== OBJECTIVE ==
Retype the whole listing, please, keeping every line exact and dropping the pictures.

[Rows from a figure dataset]

-------------------------

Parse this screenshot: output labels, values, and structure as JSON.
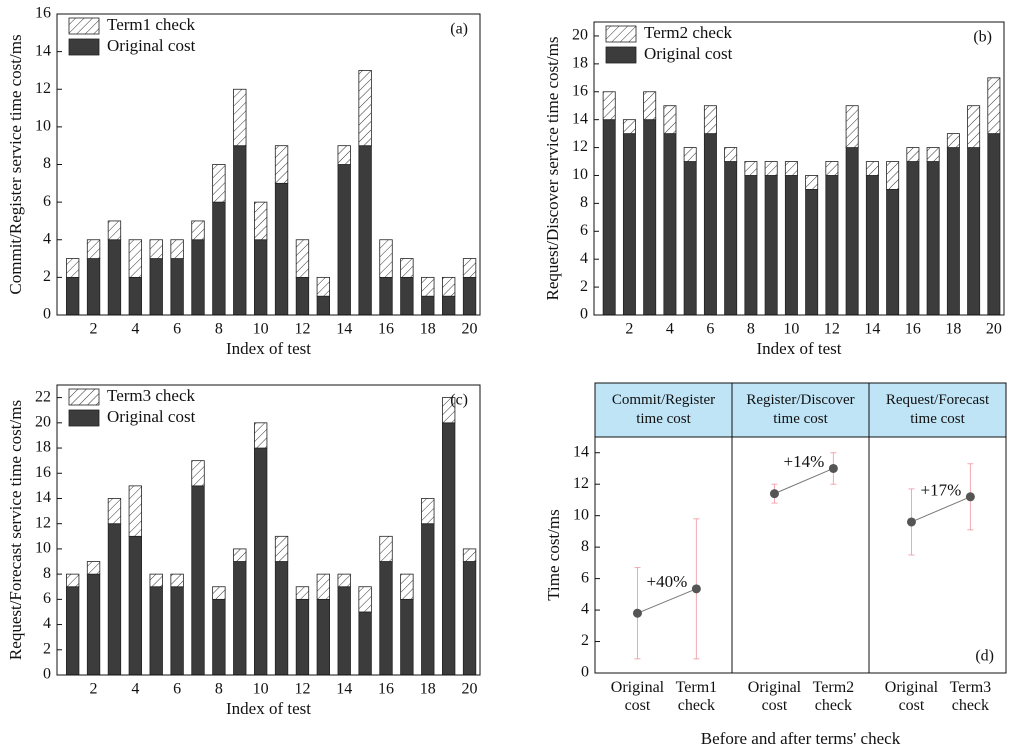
{
  "chart_data": [
    {
      "type": "bar",
      "panel_label": "(a)",
      "y_label": "Commit/Register service time cost/ms",
      "x_label": "Index of test",
      "x": [
        1,
        2,
        3,
        4,
        5,
        6,
        7,
        8,
        9,
        10,
        11,
        12,
        13,
        14,
        15,
        16,
        17,
        18,
        19,
        20
      ],
      "xlim": [
        0.25,
        20.5
      ],
      "xticks": [
        2,
        4,
        6,
        8,
        10,
        12,
        14,
        16,
        18,
        20
      ],
      "ylim": [
        0,
        16
      ],
      "yticks": [
        0,
        2,
        4,
        6,
        8,
        10,
        12,
        14,
        16
      ],
      "legend": "upper left",
      "series": [
        {
          "name": "Original cost",
          "color": "#3c3c3c",
          "values": [
            2,
            3,
            4,
            2,
            3,
            3,
            4,
            6,
            9,
            4,
            7,
            2,
            1,
            8,
            9,
            2,
            2,
            1,
            1,
            2
          ]
        },
        {
          "name": "Term1 check",
          "color": "#ffffff",
          "hatch": true,
          "values": [
            1,
            1,
            1,
            2,
            1,
            1,
            1,
            2,
            3,
            2,
            2,
            2,
            1,
            1,
            4,
            2,
            1,
            1,
            1,
            1
          ]
        }
      ]
    },
    {
      "type": "bar",
      "panel_label": "(b)",
      "y_label": "Request/Discover service time cost/ms",
      "x_label": "Index of test",
      "x": [
        1,
        2,
        3,
        4,
        5,
        6,
        7,
        8,
        9,
        10,
        11,
        12,
        13,
        14,
        15,
        16,
        17,
        18,
        19,
        20
      ],
      "xlim": [
        0.25,
        20.5
      ],
      "xticks": [
        2,
        4,
        6,
        8,
        10,
        12,
        14,
        16,
        18,
        20
      ],
      "ylim": [
        0,
        21
      ],
      "yticks": [
        0,
        2,
        4,
        6,
        8,
        10,
        12,
        14,
        16,
        18,
        20
      ],
      "legend": "upper left",
      "series": [
        {
          "name": "Original cost",
          "color": "#3c3c3c",
          "values": [
            14,
            13,
            14,
            13,
            11,
            13,
            11,
            10,
            10,
            10,
            9,
            10,
            12,
            10,
            9,
            11,
            11,
            12,
            12,
            13
          ]
        },
        {
          "name": "Term2 check",
          "color": "#ffffff",
          "hatch": true,
          "values": [
            2,
            1,
            2,
            2,
            1,
            2,
            1,
            1,
            1,
            1,
            1,
            1,
            3,
            1,
            2,
            1,
            1,
            1,
            3,
            4
          ]
        }
      ]
    },
    {
      "type": "bar",
      "panel_label": "(c)",
      "y_label": "Request/Forecast service time cost/ms",
      "x_label": "Index of test",
      "x": [
        1,
        2,
        3,
        4,
        5,
        6,
        7,
        8,
        9,
        10,
        11,
        12,
        13,
        14,
        15,
        16,
        17,
        18,
        19,
        20
      ],
      "xlim": [
        0.25,
        20.5
      ],
      "xticks": [
        2,
        4,
        6,
        8,
        10,
        12,
        14,
        16,
        18,
        20
      ],
      "ylim": [
        0,
        23
      ],
      "yticks": [
        0,
        2,
        4,
        6,
        8,
        10,
        12,
        14,
        16,
        18,
        20,
        22
      ],
      "legend": "upper left",
      "series": [
        {
          "name": "Original cost",
          "color": "#3c3c3c",
          "values": [
            7,
            8,
            12,
            11,
            7,
            7,
            15,
            6,
            9,
            18,
            9,
            6,
            6,
            7,
            5,
            9,
            6,
            12,
            20,
            9
          ]
        },
        {
          "name": "Term3 check",
          "color": "#ffffff",
          "hatch": true,
          "values": [
            1,
            1,
            2,
            4,
            1,
            1,
            2,
            1,
            1,
            2,
            2,
            1,
            2,
            1,
            2,
            2,
            2,
            2,
            2,
            1
          ]
        }
      ]
    },
    {
      "type": "errorbar",
      "panel_label": "(d)",
      "y_label": "Time cost/ms",
      "x_label": "Before and after terms' check",
      "groups": [
        "Commit/Register time cost",
        "Register/Discover time cost",
        "Request/Forecast time cost"
      ],
      "header_color": "#bfe4f6",
      "categories": [
        "Original cost",
        "Term1 check",
        "Original cost",
        "Term2 check",
        "Original cost",
        "Term3 check"
      ],
      "values": [
        3.8,
        5.35,
        11.4,
        13.0,
        9.6,
        11.2
      ],
      "errors": [
        2.9,
        4.45,
        0.6,
        1.0,
        2.1,
        2.1
      ],
      "annotations": [
        "+40%",
        "+14%",
        "+17%"
      ],
      "color": "#555555",
      "error_color": "#f2a7b0",
      "ylim": [
        0,
        15
      ],
      "yticks": [
        0,
        2,
        4,
        6,
        8,
        10,
        12,
        14
      ]
    }
  ]
}
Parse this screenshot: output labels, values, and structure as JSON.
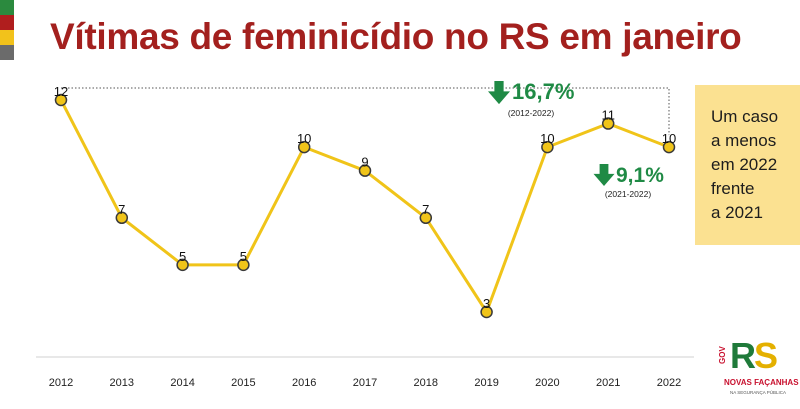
{
  "colors": {
    "title": "#a3201e",
    "line": "#f0c419",
    "marker_fill": "#f0c419",
    "marker_stroke": "#3a3a3a",
    "arrow_green": "#1f8a45",
    "note_bg": "#fbe191",
    "stripe_1": "#2b8a3e",
    "stripe_2": "#b01e1e",
    "stripe_3": "#f2c21b",
    "stripe_4": "#6b6b6b"
  },
  "header": {
    "title": "Vítimas de feminicídio no RS em janeiro"
  },
  "chart_data": {
    "type": "line",
    "title": "Vítimas de feminicídio no RS em janeiro",
    "xlabel": "",
    "ylabel": "",
    "categories": [
      "2012",
      "2013",
      "2014",
      "2015",
      "2016",
      "2017",
      "2018",
      "2019",
      "2020",
      "2021",
      "2022"
    ],
    "values": [
      12,
      7,
      5,
      5,
      10,
      9,
      7,
      3,
      10,
      11,
      10
    ],
    "data_labels": [
      "12",
      "7",
      "5",
      "5",
      "10",
      "9",
      "7",
      "3",
      "10",
      "11",
      "10"
    ],
    "ylim": [
      3,
      12
    ],
    "grid": false,
    "annotations": [
      {
        "value": "16,7%",
        "period": "(2012-2022)",
        "direction": "down"
      },
      {
        "value": "9,1%",
        "period": "(2021-2022)",
        "direction": "down"
      }
    ]
  },
  "note": {
    "lines": [
      "Um caso",
      "a menos",
      "em 2022",
      "frente",
      "a 2021"
    ]
  },
  "logo": {
    "gov": "GOV",
    "letters_r": "R",
    "letters_s": "S",
    "tagline": "NOVAS FAÇANHAS",
    "subtitle": "NA SEGURANÇA PÚBLICA"
  }
}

-------------------------

== RESPONSE TO THIS TASK ==
Parse this screenshot: output labels, values, and structure as JSON.
{
  "chart_data": [
    {
      "type": "bar",
      "panel_label": "(a)",
      "y_label": "Commit/Register service time cost/ms",
      "x_label": "Index of test",
      "x": [
        1,
        2,
        3,
        4,
        5,
        6,
        7,
        8,
        9,
        10,
        11,
        12,
        13,
        14,
        15,
        16,
        17,
        18,
        19,
        20
      ],
      "xlim": [
        0.25,
        20.5
      ],
      "xticks": [
        2,
        4,
        6,
        8,
        10,
        12,
        14,
        16,
        18,
        20
      ],
      "ylim": [
        0,
        16
      ],
      "yticks": [
        0,
        2,
        4,
        6,
        8,
        10,
        12,
        14,
        16
      ],
      "legend": "upper left",
      "series": [
        {
          "name": "Original cost",
          "color": "#3c3c3c",
          "values": [
            2,
            3,
            4,
            2,
            3,
            3,
            4,
            6,
            9,
            4,
            7,
            2,
            1,
            8,
            9,
            2,
            2,
            1,
            1,
            2
          ]
        },
        {
          "name": "Term1 check",
          "color": "#ffffff",
          "hatch": true,
          "values": [
            1,
            1,
            1,
            2,
            1,
            1,
            1,
            2,
            3,
            2,
            2,
            2,
            1,
            1,
            4,
            2,
            1,
            1,
            1,
            1
          ]
        }
      ]
    },
    {
      "type": "bar",
      "panel_label": "(b)",
      "y_label": "Request/Discover service time cost/ms",
      "x_label": "Index of test",
      "x": [
        1,
        2,
        3,
        4,
        5,
        6,
        7,
        8,
        9,
        10,
        11,
        12,
        13,
        14,
        15,
        16,
        17,
        18,
        19,
        20
      ],
      "xlim": [
        0.25,
        20.5
      ],
      "xticks": [
        2,
        4,
        6,
        8,
        10,
        12,
        14,
        16,
        18,
        20
      ],
      "ylim": [
        0,
        21
      ],
      "yticks": [
        0,
        2,
        4,
        6,
        8,
        10,
        12,
        14,
        16,
        18,
        20
      ],
      "legend": "upper left",
      "series": [
        {
          "name": "Original cost",
          "color": "#3c3c3c",
          "values": [
            14,
            13,
            14,
            13,
            11,
            13,
            11,
            10,
            10,
            10,
            9,
            10,
            12,
            10,
            9,
            11,
            11,
            12,
            12,
            13
          ]
        },
        {
          "name": "Term2 check",
          "color": "#ffffff",
          "hatch": true,
          "values": [
            2,
            1,
            2,
            2,
            1,
            2,
            1,
            1,
            1,
            1,
            1,
            1,
            3,
            1,
            2,
            1,
            1,
            1,
            3,
            4
          ]
        }
      ]
    },
    {
      "type": "bar",
      "panel_label": "(c)",
      "y_label": "Request/Forecast service time cost/ms",
      "x_label": "Index of test",
      "x": [
        1,
        2,
        3,
        4,
        5,
        6,
        7,
        8,
        9,
        10,
        11,
        12,
        13,
        14,
        15,
        16,
        17,
        18,
        19,
        20
      ],
      "xlim": [
        0.25,
        20.5
      ],
      "xticks": [
        2,
        4,
        6,
        8,
        10,
        12,
        14,
        16,
        18,
        20
      ],
      "ylim": [
        0,
        23
      ],
      "yticks": [
        0,
        2,
        4,
        6,
        8,
        10,
        12,
        14,
        16,
        18,
        20,
        22
      ],
      "legend": "upper left",
      "series": [
        {
          "name": "Original cost",
          "color": "#3c3c3c",
          "values": [
            7,
            8,
            12,
            11,
            7,
            7,
            15,
            6,
            9,
            18,
            9,
            6,
            6,
            7,
            5,
            9,
            6,
            12,
            20,
            9
          ]
        },
        {
          "name": "Term3 check",
          "color": "#ffffff",
          "hatch": true,
          "values": [
            1,
            1,
            2,
            4,
            1,
            1,
            2,
            1,
            1,
            2,
            2,
            1,
            2,
            1,
            2,
            2,
            2,
            2,
            2,
            1
          ]
        }
      ]
    },
    {
      "type": "errorbar",
      "panel_label": "(d)",
      "y_label": "Time cost/ms",
      "x_label": "Before and after terms' check",
      "groups": [
        "Commit/Register time cost",
        "Register/Discover time cost",
        "Request/Forecast time cost"
      ],
      "header_color": "#bfe4f6",
      "categories": [
        "Original cost",
        "Term1 check",
        "Original cost",
        "Term2 check",
        "Original cost",
        "Term3 check"
      ],
      "values": [
        3.8,
        5.35,
        11.4,
        13.0,
        9.6,
        11.2
      ],
      "errors": [
        2.9,
        4.45,
        0.6,
        1.0,
        2.1,
        2.1
      ],
      "annotations": [
        "+40%",
        "+14%",
        "+17%"
      ],
      "color": "#555555",
      "error_color": "#f2a7b0",
      "ylim": [
        0,
        15
      ],
      "yticks": [
        0,
        2,
        4,
        6,
        8,
        10,
        12,
        14
      ]
    }
  ]
}
Parse this screenshot: output labels, values, and structure as JSON.
{
  "colors": {
    "title": "#a3201e",
    "line": "#f0c419",
    "marker_fill": "#f0c419",
    "marker_stroke": "#3a3a3a",
    "arrow_green": "#1f8a45",
    "note_bg": "#fbe191",
    "stripe_1": "#2b8a3e",
    "stripe_2": "#b01e1e",
    "stripe_3": "#f2c21b",
    "stripe_4": "#6b6b6b"
  },
  "header": {
    "title": "Vítimas de feminicídio no RS em janeiro"
  },
  "chart_data": {
    "type": "line",
    "title": "Vítimas de feminicídio no RS em janeiro",
    "xlabel": "",
    "ylabel": "",
    "categories": [
      "2012",
      "2013",
      "2014",
      "2015",
      "2016",
      "2017",
      "2018",
      "2019",
      "2020",
      "2021",
      "2022"
    ],
    "values": [
      12,
      7,
      5,
      5,
      10,
      9,
      7,
      3,
      10,
      11,
      10
    ],
    "data_labels": [
      "12",
      "7",
      "5",
      "5",
      "10",
      "9",
      "7",
      "3",
      "10",
      "11",
      "10"
    ],
    "ylim": [
      3,
      12
    ],
    "grid": false,
    "annotations": [
      {
        "value": "16,7%",
        "period": "(2012-2022)",
        "direction": "down"
      },
      {
        "value": "9,1%",
        "period": "(2021-2022)",
        "direction": "down"
      }
    ]
  },
  "note": {
    "lines": [
      "Um caso",
      "a menos",
      "em 2022",
      "frente",
      "a 2021"
    ]
  },
  "logo": {
    "gov": "GOV",
    "letters_r": "R",
    "letters_s": "S",
    "tagline": "NOVAS FAÇANHAS",
    "subtitle": "NA SEGURANÇA PÚBLICA"
  }
}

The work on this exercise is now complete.